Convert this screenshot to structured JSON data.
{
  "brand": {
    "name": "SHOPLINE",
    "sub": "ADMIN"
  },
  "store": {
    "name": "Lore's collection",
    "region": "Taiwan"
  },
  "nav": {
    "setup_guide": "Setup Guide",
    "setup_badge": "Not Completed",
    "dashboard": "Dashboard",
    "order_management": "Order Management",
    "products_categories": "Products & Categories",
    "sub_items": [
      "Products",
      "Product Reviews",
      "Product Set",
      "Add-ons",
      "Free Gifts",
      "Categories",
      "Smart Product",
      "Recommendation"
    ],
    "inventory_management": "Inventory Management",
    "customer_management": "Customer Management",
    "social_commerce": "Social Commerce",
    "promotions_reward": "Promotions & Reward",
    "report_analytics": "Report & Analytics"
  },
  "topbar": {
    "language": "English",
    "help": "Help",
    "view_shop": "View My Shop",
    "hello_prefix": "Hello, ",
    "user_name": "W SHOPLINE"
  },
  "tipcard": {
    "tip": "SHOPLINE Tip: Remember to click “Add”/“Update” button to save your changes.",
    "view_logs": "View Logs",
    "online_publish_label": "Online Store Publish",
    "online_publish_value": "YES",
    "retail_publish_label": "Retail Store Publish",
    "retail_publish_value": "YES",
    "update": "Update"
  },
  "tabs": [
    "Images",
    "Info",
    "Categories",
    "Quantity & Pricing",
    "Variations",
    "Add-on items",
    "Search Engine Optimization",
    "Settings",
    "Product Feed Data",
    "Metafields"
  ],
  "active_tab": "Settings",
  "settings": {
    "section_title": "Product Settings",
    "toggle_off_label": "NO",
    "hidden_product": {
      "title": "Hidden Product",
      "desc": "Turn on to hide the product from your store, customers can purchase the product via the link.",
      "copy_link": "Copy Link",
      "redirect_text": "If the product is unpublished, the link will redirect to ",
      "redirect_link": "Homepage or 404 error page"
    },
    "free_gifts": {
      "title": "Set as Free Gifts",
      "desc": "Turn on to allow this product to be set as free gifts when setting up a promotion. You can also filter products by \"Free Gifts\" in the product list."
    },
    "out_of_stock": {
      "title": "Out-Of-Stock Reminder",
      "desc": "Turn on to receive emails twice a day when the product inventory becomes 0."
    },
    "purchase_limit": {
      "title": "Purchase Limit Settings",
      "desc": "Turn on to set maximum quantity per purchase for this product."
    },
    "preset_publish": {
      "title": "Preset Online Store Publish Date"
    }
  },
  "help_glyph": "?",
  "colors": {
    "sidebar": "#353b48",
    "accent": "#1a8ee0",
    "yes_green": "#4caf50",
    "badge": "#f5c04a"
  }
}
=======
** Problem statement **
Take the listing above and write it out again exactly.

** Complete response **
Convert this screenshot to structured JSON data.
{
  "brand": {
    "name": "SHOPLINE",
    "sub": "ADMIN"
  },
  "store": {
    "name": "Lore's collection",
    "region": "Taiwan"
  },
  "nav": {
    "setup_guide": "Setup Guide",
    "setup_badge": "Not Completed",
    "dashboard": "Dashboard",
    "order_management": "Order Management",
    "products_categories": "Products & Categories",
    "sub_items": [
      "Products",
      "Product Reviews",
      "Product Set",
      "Add-ons",
      "Free Gifts",
      "Categories",
      "Smart Product",
      "Recommendation"
    ],
    "inventory_management": "Inventory Management",
    "customer_management": "Customer Management",
    "social_commerce": "Social Commerce",
    "promotions_reward": "Promotions & Reward",
    "report_analytics": "Report & Analytics"
  },
  "topbar": {
    "language": "English",
    "help": "Help",
    "view_shop": "View My Shop",
    "hello_prefix": "Hello, ",
    "user_name": "W SHOPLINE"
  },
  "tipcard": {
    "tip": "SHOPLINE Tip: Remember to click “Add”/“Update” button to save your changes.",
    "view_logs": "View Logs",
    "online_publish_label": "Online Store Publish",
    "online_publish_value": "YES",
    "retail_publish_label": "Retail Store Publish",
    "retail_publish_value": "YES",
    "update": "Update"
  },
  "tabs": [
    "Images",
    "Info",
    "Categories",
    "Quantity & Pricing",
    "Variations",
    "Add-on items",
    "Search Engine Optimization",
    "Settings",
    "Product Feed Data",
    "Metafields"
  ],
  "active_tab": "Settings",
  "settings": {
    "section_title": "Product Settings",
    "toggle_off_label": "NO",
    "hidden_product": {
      "title": "Hidden Product",
      "desc": "Turn on to hide the product from your store, customers can purchase the product via the link.",
      "copy_link": "Copy Link",
      "redirect_text": "If the product is unpublished, the link will redirect to ",
      "redirect_link": "Homepage or 404 error page"
    },
    "free_gifts": {
      "title": "Set as Free Gifts",
      "desc": "Turn on to allow this product to be set as free gifts when setting up a promotion. You can also filter products by \"Free Gifts\" in the product list."
    },
    "out_of_stock": {
      "title": "Out-Of-Stock Reminder",
      "desc": "Turn on to receive emails twice a day when the product inventory becomes 0."
    },
    "purchase_limit": {
      "title": "Purchase Limit Settings",
      "desc": "Turn on to set maximum quantity per purchase for this product."
    },
    "preset_publish": {
      "title": "Preset Online Store Publish Date"
    }
  },
  "help_glyph": "?",
  "colors": {
    "sidebar": "#353b48",
    "accent": "#1a8ee0",
    "yes_green": "#4caf50",
    "badge": "#f5c04a"
  }
}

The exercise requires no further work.